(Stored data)
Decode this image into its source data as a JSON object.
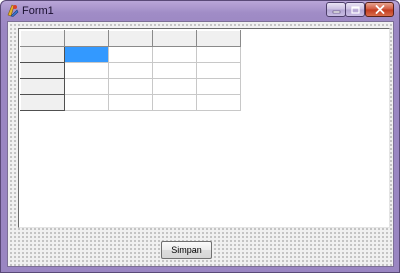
{
  "window": {
    "title": "Form1",
    "controls": {
      "minimize": "minimize-icon",
      "maximize": "maximize-icon",
      "close": "close-icon"
    }
  },
  "grid": {
    "fixed_rows": 1,
    "fixed_cols": 1,
    "rows": 5,
    "cols": 5,
    "selected_cell": {
      "row": 1,
      "col": 1
    },
    "cells": [
      [
        "",
        "",
        "",
        "",
        ""
      ],
      [
        "",
        "",
        "",
        "",
        ""
      ],
      [
        "",
        "",
        "",
        "",
        ""
      ],
      [
        "",
        "",
        "",
        "",
        ""
      ],
      [
        "",
        "",
        "",
        "",
        ""
      ]
    ]
  },
  "form": {
    "save_button_label": "Simpan"
  },
  "colors": {
    "title_bar": "#a08cc6",
    "selection": "#3399ff",
    "close_button": "#c23a1e"
  }
}
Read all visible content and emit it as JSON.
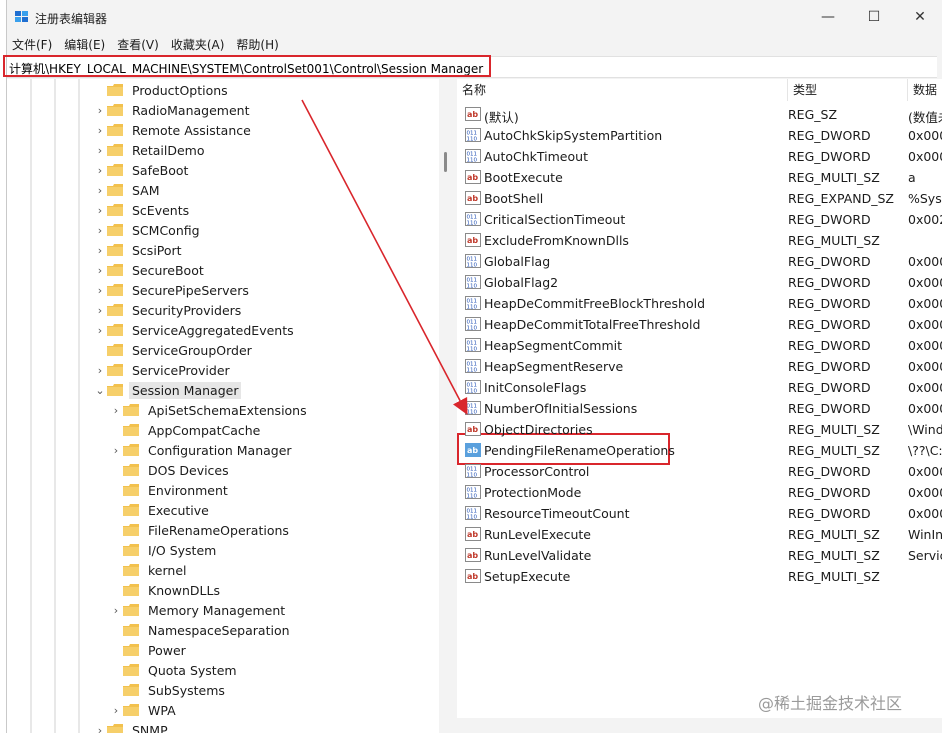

_TASK DETAILS_
Reproduce the records verbatim, omitting all images they contain.

_THE SOLUTION_
Decode this image into its source data as a JSON object.
{
  "window": {
    "title": "Form1",
    "controls": {
      "minimize": "minimize-icon",
      "maximize": "maximize-icon",
      "close": "close-icon"
    }
  },
  "grid": {
    "fixed_rows": 1,
    "fixed_cols": 1,
    "rows": 5,
    "cols": 5,
    "selected_cell": {
      "row": 1,
      "col": 1
    },
    "cells": [
      [
        "",
        "",
        "",
        "",
        ""
      ],
      [
        "",
        "",
        "",
        "",
        ""
      ],
      [
        "",
        "",
        "",
        "",
        ""
      ],
      [
        "",
        "",
        "",
        "",
        ""
      ],
      [
        "",
        "",
        "",
        "",
        ""
      ]
    ]
  },
  "form": {
    "save_button_label": "Simpan"
  },
  "colors": {
    "title_bar": "#a08cc6",
    "selection": "#3399ff",
    "close_button": "#c23a1e"
  }
}
Read all visible content and emit it as JSON.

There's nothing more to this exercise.